** start **

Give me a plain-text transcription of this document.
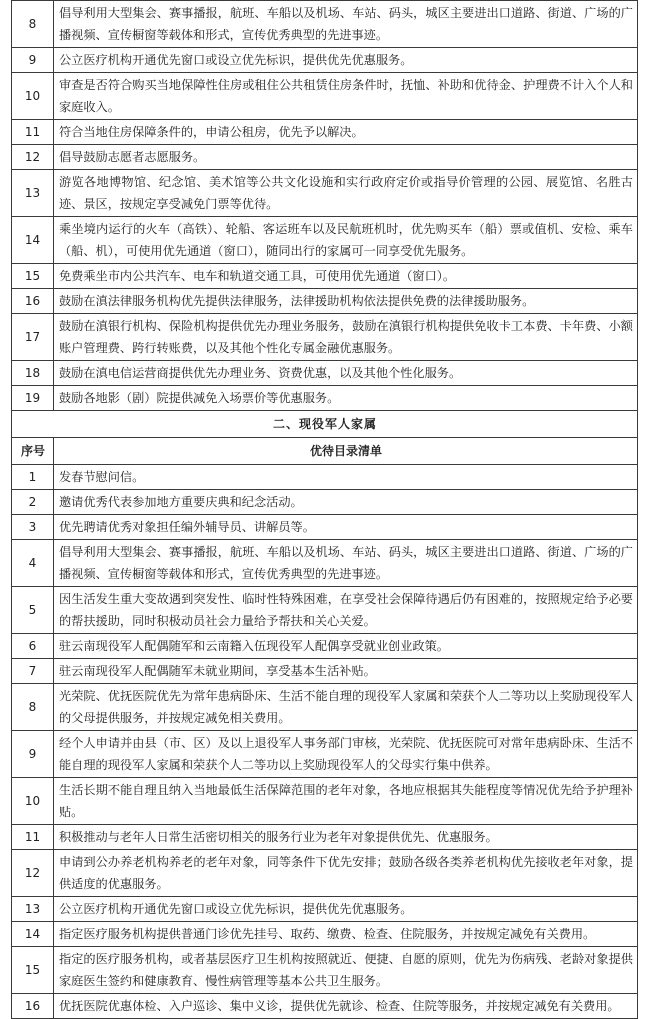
8	倡导利用大型集会、赛事播报，航班、车船以及机场、车站、码头，城区主要进出口道路、街道、广场的广播视频、宣传橱窗等载体和形式，宣传优秀典型的先进事迹。
9	公立医疗机构开通优先窗口或设立优先标识，提供优先优惠服务。
10	审查是否符合购买当地保障性住房或租住公共租赁住房条件时，抚恤、补助和优待金、护理费不计入个人和家庭收入。
11	符合当地住房保障条件的，申请公租房，优先予以解决。
12	倡导鼓励志愿者志愿服务。
13	游览各地博物馆、纪念馆、美术馆等公共文化设施和实行政府定价或指导价管理的公园、展览馆、名胜古迹、景区，按规定享受减免门票等优待。
14	乘坐境内运行的火车（高铁）、轮船、客运班车以及民航班机时，优先购买车（船）票或值机、安检、乘车（船、机），可使用优先通道（窗口），随同出行的家属可一同享受优先服务。
15	免费乘坐市内公共汽车、电车和轨道交通工具，可使用优先通道（窗口）。
16	鼓励在滇法律服务机构优先提供法律服务，法律援助机构依法提供免费的法律援助服务。
17	鼓励在滇银行机构、保险机构提供优先办理业务服务，鼓励在滇银行机构提供免收卡工本费、卡年费、小额账户管理费、跨行转账费，以及其他个性化专属金融优惠服务。
18	鼓励在滇电信运营商提供优先办理业务、资费优惠，以及其他个性化服务。
19	鼓励各地影（剧）院提供减免入场票价等优惠服务。
二、现役军人家属	
序号	优待目录清单
1	发春节慰问信。
2	邀请优秀代表参加地方重要庆典和纪念活动。
3	优先聘请优秀对象担任编外辅导员、讲解员等。
4	倡导利用大型集会、赛事播报，航班、车船以及机场、车站、码头，城区主要进出口道路、街道、广场的广播视频、宣传橱窗等载体和形式，宣传优秀典型的先进事迹。
5	因生活发生重大变故遇到突发性、临时性特殊困难，在享受社会保障待遇后仍有困难的，按照规定给予必要的帮扶援助，同时积极动员社会力量给予帮扶和关心关爱。
6	驻云南现役军人配偶随军和云南籍入伍现役军人配偶享受就业创业政策。
7	驻云南现役军人配偶随军未就业期间，享受基本生活补贴。
8	光荣院、优抚医院优先为常年患病卧床、生活不能自理的现役军人家属和荣获个人二等功以上奖励现役军人的父母提供服务，并按规定减免相关费用。
9	经个人申请并由县（市、区）及以上退役军人事务部门审核，光荣院、优抚医院可对常年患病卧床、生活不能自理的现役军人家属和荣获个人二等功以上奖励现役军人的父母实行集中供养。
10	生活长期不能自理且纳入当地最低生活保障范围的老年对象，各地应根据其失能程度等情况优先给予护理补贴。
11	积极推动与老年人日常生活密切相关的服务行业为老年对象提供优先、优惠服务。
12	申请到公办养老机构养老的老年对象，同等条件下优先安排；鼓励各级各类养老机构优先接收老年对象，提供适度的优惠服务。
13	公立医疗机构开通优先窗口或设立优先标识，提供优先优惠服务。
14	指定医疗服务机构提供普通门诊优先挂号、取药、缴费、检查、住院服务，并按规定减免有关费用。
15	指定的医疗服务机构，或者基层医疗卫生机构按照就近、便捷、自愿的原则，优先为伤病残、老龄对象提供家庭医生签约和健康教育、慢性病管理等基本公共卫生服务。
16	优抚医院优惠体检、入户巡诊、集中义诊，提供优先就诊、检查、住院等服务，并按规定减免有关费用。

** end **

§ **PROMPT**: Output each line exactly; omit every picture.

§ **ANSWER TO THIS TASK**:
Give me a plain-text transcription of this document.
8	倡导利用大型集会、赛事播报，航班、车船以及机场、车站、码头，城区主要进出口道路、街道、广场的广播视频、宣传橱窗等载体和形式，宣传优秀典型的先进事迹。
9	公立医疗机构开通优先窗口或设立优先标识，提供优先优惠服务。
10	审查是否符合购买当地保障性住房或租住公共租赁住房条件时，抚恤、补助和优待金、护理费不计入个人和家庭收入。
11	符合当地住房保障条件的，申请公租房，优先予以解决。
12	倡导鼓励志愿者志愿服务。
13	游览各地博物馆、纪念馆、美术馆等公共文化设施和实行政府定价或指导价管理的公园、展览馆、名胜古迹、景区，按规定享受减免门票等优待。
14	乘坐境内运行的火车（高铁）、轮船、客运班车以及民航班机时，优先购买车（船）票或值机、安检、乘车（船、机），可使用优先通道（窗口），随同出行的家属可一同享受优先服务。
15	免费乘坐市内公共汽车、电车和轨道交通工具，可使用优先通道（窗口）。
16	鼓励在滇法律服务机构优先提供法律服务，法律援助机构依法提供免费的法律援助服务。
17	鼓励在滇银行机构、保险机构提供优先办理业务服务，鼓励在滇银行机构提供免收卡工本费、卡年费、小额账户管理费、跨行转账费，以及其他个性化专属金融优惠服务。
18	鼓励在滇电信运营商提供优先办理业务、资费优惠，以及其他个性化服务。
19	鼓励各地影（剧）院提供减免入场票价等优惠服务。
二、现役军人家属	
序号	优待目录清单
1	发春节慰问信。
2	邀请优秀代表参加地方重要庆典和纪念活动。
3	优先聘请优秀对象担任编外辅导员、讲解员等。
4	倡导利用大型集会、赛事播报，航班、车船以及机场、车站、码头，城区主要进出口道路、街道、广场的广播视频、宣传橱窗等载体和形式，宣传优秀典型的先进事迹。
5	因生活发生重大变故遇到突发性、临时性特殊困难，在享受社会保障待遇后仍有困难的，按照规定给予必要的帮扶援助，同时积极动员社会力量给予帮扶和关心关爱。
6	驻云南现役军人配偶随军和云南籍入伍现役军人配偶享受就业创业政策。
7	驻云南现役军人配偶随军未就业期间，享受基本生活补贴。
8	光荣院、优抚医院优先为常年患病卧床、生活不能自理的现役军人家属和荣获个人二等功以上奖励现役军人的父母提供服务，并按规定减免相关费用。
9	经个人申请并由县（市、区）及以上退役军人事务部门审核，光荣院、优抚医院可对常年患病卧床、生活不能自理的现役军人家属和荣获个人二等功以上奖励现役军人的父母实行集中供养。
10	生活长期不能自理且纳入当地最低生活保障范围的老年对象，各地应根据其失能程度等情况优先给予护理补贴。
11	积极推动与老年人日常生活密切相关的服务行业为老年对象提供优先、优惠服务。
12	申请到公办养老机构养老的老年对象，同等条件下优先安排；鼓励各级各类养老机构优先接收老年对象，提供适度的优惠服务。
13	公立医疗机构开通优先窗口或设立优先标识，提供优先优惠服务。
14	指定医疗服务机构提供普通门诊优先挂号、取药、缴费、检查、住院服务，并按规定减免有关费用。
15	指定的医疗服务机构，或者基层医疗卫生机构按照就近、便捷、自愿的原则，优先为伤病残、老龄对象提供家庭医生签约和健康教育、慢性病管理等基本公共卫生服务。
16	优抚医院优惠体检、入户巡诊、集中义诊，提供优先就诊、检查、住院等服务，并按规定减免有关费用。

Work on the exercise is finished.